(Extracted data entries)
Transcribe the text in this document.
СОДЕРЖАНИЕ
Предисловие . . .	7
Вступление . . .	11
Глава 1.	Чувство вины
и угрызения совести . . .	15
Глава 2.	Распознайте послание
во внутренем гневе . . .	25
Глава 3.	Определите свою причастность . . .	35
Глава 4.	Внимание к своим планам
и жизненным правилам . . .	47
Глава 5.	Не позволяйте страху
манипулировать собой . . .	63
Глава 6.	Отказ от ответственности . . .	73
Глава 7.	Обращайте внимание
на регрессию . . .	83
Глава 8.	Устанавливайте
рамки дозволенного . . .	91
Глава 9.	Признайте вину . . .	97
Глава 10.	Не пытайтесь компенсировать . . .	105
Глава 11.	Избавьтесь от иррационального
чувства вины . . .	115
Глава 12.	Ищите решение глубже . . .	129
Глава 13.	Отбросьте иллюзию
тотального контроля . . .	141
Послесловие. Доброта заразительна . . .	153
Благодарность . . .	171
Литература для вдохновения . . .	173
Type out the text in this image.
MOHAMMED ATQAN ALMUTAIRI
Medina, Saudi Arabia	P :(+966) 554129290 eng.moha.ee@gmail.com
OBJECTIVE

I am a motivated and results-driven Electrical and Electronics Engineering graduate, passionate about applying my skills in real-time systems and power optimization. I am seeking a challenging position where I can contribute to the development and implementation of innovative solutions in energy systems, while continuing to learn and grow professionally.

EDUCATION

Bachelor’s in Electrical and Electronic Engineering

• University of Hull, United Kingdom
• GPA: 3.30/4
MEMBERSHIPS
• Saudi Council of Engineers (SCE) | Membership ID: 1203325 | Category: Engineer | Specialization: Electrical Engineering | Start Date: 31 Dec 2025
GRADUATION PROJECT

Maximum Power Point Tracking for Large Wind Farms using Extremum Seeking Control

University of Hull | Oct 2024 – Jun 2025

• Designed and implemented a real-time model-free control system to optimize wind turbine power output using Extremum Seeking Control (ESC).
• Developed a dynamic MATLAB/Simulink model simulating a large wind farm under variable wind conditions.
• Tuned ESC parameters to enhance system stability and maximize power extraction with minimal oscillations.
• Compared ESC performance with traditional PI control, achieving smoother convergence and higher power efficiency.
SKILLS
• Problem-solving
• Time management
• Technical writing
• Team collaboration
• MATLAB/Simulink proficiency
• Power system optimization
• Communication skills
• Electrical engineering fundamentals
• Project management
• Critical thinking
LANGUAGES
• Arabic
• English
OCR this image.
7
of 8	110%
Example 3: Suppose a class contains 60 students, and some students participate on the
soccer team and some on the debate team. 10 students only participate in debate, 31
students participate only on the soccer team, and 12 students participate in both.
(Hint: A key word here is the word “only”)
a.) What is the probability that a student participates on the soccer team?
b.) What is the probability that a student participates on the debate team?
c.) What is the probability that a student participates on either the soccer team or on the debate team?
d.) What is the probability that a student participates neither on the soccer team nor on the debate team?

WHAT YOU SHOULD DO
Extract all of the data above without altering anything.

RESPONSE TO THE TASK
Transcribe the text in this document.
СОДЕРЖАНИЕ
Предисловие . . .	7
Вступление . . .	11
Глава 1.	Чувство вины
и угрызения совести . . .	15
Глава 2.	Распознайте послание
во внутренем гневе . . .	25
Глава 3.	Определите свою причастность . . .	35
Глава 4.	Внимание к своим планам
и жизненным правилам . . .	47
Глава 5.	Не позволяйте страху
манипулировать собой . . .	63
Глава 6.	Отказ от ответственности . . .	73
Глава 7.	Обращайте внимание
на регрессию . . .	83
Глава 8.	Устанавливайте
рамки дозволенного . . .	91
Глава 9.	Признайте вину . . .	97
Глава 10.	Не пытайтесь компенсировать . . .	105
Глава 11.	Избавьтесь от иррационального
чувства вины . . .	115
Глава 12.	Ищите решение глубже . . .	129
Глава 13.	Отбросьте иллюзию
тотального контроля . . .	141
Послесловие. Доброта заразительна . . .	153
Благодарность . . .	171
Литература для вдохновения . . .	173
Type out the text in this image.
MOHAMMED ATQAN ALMUTAIRI
Medina, Saudi Arabia	P :(+966) 554129290 eng.moha.ee@gmail.com
OBJECTIVE

I am a motivated and results-driven Electrical and Electronics Engineering graduate, passionate about applying my skills in real-time systems and power optimization. I am seeking a challenging position where I can contribute to the development and implementation of innovative solutions in energy systems, while continuing to learn and grow professionally.

EDUCATION

Bachelor’s in Electrical and Electronic Engineering

• University of Hull, United Kingdom
• GPA: 3.30/4
MEMBERSHIPS
• Saudi Council of Engineers (SCE) | Membership ID: 1203325 | Category: Engineer | Specialization: Electrical Engineering | Start Date: 31 Dec 2025
GRADUATION PROJECT

Maximum Power Point Tracking for Large Wind Farms using Extremum Seeking Control

University of Hull | Oct 2024 – Jun 2025

• Designed and implemented a real-time model-free control system to optimize wind turbine power output using Extremum Seeking Control (ESC).
• Developed a dynamic MATLAB/Simulink model simulating a large wind farm under variable wind conditions.
• Tuned ESC parameters to enhance system stability and maximize power extraction with minimal oscillations.
• Compared ESC performance with traditional PI control, achieving smoother convergence and higher power efficiency.
SKILLS
• Problem-solving
• Time management
• Technical writing
• Team collaboration
• MATLAB/Simulink proficiency
• Power system optimization
• Communication skills
• Electrical engineering fundamentals
• Project management
• Critical thinking
LANGUAGES
• Arabic
• English
OCR this image.
7
of 8	110%
Example 3: Suppose a class contains 60 students, and some students participate on the
soccer team and some on the debate team. 10 students only participate in debate, 31
students participate only on the soccer team, and 12 students participate in both.
(Hint: A key word here is the word “only”)
a.) What is the probability that a student participates on the soccer team?
b.) What is the probability that a student participates on the debate team?
c.) What is the probability that a student participates on either the soccer team or on the debate team?
d.) What is the probability that a student participates neither on the soccer team nor on the debate team?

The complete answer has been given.